Required work - Look through the lines of the material and count those containing "antibody". Give that count alone.
(Beginning of Data for analysis)
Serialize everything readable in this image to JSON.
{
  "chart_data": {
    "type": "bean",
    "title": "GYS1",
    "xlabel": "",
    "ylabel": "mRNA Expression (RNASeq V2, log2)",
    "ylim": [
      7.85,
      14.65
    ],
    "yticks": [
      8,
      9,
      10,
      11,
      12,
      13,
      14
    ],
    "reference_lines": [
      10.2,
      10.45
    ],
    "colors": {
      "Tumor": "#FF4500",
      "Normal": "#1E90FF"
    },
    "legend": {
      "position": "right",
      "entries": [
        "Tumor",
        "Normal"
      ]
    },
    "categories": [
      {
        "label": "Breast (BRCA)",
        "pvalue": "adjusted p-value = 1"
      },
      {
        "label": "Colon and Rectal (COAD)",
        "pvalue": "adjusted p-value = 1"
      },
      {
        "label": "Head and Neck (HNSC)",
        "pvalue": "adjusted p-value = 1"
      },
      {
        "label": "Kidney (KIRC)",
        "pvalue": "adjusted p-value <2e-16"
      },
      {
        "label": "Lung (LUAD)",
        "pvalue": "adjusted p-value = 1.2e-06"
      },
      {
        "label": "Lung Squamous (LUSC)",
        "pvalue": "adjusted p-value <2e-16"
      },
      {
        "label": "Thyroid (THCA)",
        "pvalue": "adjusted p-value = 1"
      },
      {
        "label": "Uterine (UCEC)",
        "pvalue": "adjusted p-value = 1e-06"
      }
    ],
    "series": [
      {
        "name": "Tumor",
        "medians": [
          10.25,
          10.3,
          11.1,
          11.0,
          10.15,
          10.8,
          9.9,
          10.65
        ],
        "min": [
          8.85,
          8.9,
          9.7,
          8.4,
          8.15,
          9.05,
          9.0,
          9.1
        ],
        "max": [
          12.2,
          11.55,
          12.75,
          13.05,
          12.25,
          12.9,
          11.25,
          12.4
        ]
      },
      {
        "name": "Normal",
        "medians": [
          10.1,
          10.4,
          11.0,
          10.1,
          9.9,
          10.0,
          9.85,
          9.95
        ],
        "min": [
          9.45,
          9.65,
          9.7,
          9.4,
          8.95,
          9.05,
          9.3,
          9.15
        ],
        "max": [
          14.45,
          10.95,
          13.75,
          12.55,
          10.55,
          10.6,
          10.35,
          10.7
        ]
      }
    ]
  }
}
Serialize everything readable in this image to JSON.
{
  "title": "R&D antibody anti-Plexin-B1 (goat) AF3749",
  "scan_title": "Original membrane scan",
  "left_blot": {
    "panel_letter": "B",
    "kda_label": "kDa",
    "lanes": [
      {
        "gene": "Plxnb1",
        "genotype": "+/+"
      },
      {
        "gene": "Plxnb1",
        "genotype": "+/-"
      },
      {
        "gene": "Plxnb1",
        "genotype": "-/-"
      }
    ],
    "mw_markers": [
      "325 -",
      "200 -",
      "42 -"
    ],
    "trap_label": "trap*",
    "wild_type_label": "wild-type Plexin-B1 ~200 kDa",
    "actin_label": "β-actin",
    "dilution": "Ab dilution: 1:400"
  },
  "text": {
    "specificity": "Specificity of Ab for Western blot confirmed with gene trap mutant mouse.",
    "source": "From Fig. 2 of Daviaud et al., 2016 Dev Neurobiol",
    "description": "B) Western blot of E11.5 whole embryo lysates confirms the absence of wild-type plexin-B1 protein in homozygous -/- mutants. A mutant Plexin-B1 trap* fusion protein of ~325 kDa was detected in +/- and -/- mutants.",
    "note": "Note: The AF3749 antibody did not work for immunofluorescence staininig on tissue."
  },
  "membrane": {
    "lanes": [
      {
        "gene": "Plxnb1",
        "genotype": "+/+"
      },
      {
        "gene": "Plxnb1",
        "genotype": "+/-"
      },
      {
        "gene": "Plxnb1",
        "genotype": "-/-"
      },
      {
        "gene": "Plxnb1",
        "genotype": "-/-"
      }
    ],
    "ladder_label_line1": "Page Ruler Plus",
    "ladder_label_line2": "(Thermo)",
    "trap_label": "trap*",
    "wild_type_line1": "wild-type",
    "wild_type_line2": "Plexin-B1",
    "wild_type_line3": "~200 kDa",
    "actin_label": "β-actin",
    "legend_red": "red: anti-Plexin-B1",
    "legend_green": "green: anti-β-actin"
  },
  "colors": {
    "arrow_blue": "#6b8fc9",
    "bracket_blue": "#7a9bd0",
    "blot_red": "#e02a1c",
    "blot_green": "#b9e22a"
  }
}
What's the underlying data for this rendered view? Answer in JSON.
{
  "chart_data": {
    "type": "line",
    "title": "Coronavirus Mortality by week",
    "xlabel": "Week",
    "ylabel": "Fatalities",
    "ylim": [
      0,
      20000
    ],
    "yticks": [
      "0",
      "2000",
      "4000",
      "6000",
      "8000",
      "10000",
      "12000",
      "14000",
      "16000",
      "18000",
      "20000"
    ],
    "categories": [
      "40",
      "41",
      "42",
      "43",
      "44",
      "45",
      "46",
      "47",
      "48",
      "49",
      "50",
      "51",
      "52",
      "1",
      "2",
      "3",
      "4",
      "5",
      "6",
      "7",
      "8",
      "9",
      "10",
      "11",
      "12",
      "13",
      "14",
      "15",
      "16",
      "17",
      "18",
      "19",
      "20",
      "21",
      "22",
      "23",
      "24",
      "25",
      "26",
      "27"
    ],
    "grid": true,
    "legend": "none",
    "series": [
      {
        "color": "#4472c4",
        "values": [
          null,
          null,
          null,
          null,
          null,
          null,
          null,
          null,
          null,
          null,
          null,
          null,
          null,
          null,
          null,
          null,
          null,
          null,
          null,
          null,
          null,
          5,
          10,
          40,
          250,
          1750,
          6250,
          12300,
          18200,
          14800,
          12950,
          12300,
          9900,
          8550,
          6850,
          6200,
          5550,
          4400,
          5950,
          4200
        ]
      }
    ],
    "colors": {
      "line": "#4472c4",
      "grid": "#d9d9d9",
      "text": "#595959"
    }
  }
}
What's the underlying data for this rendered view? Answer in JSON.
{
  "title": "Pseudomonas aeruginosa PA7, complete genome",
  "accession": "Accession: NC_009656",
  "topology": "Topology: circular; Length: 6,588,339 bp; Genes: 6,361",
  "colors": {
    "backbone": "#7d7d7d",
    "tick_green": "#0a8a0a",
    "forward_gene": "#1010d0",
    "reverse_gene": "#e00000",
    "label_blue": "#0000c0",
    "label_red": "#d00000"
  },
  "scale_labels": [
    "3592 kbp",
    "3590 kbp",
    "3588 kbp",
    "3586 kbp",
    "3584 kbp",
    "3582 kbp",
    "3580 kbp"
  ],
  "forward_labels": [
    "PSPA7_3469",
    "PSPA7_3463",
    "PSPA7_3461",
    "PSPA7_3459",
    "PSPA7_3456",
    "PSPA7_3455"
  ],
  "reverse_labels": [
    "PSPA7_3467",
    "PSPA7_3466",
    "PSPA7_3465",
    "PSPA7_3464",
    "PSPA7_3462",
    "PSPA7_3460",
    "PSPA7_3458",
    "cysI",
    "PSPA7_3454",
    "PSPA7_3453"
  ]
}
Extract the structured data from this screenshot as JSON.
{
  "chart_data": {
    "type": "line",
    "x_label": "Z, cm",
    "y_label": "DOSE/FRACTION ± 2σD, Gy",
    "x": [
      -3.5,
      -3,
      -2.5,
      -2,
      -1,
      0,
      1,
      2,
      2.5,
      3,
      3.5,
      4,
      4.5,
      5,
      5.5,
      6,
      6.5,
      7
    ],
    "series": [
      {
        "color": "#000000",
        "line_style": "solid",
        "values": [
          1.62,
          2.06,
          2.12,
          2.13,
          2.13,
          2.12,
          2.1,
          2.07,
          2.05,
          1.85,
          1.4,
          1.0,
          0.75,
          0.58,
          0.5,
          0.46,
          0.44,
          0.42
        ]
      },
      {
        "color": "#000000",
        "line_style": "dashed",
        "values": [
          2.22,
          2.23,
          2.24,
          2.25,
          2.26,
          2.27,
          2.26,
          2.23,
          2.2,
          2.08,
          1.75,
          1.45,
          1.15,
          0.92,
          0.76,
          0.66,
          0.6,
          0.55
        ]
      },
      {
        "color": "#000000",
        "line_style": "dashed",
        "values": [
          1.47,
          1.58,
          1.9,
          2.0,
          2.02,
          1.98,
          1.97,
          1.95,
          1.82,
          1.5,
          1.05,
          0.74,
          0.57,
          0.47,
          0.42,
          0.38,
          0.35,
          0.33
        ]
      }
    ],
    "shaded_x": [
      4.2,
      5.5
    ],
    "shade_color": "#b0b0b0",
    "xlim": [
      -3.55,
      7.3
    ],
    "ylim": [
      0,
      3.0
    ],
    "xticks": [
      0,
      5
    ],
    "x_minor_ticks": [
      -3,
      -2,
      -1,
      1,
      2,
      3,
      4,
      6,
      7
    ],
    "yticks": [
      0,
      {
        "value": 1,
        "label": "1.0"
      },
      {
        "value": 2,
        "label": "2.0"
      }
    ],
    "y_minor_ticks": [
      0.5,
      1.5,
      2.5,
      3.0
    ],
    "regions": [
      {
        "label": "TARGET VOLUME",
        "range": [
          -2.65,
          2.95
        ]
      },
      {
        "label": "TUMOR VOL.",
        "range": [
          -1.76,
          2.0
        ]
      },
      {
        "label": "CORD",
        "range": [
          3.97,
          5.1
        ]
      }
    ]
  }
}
(End of Data for analysis)
Final answer - 2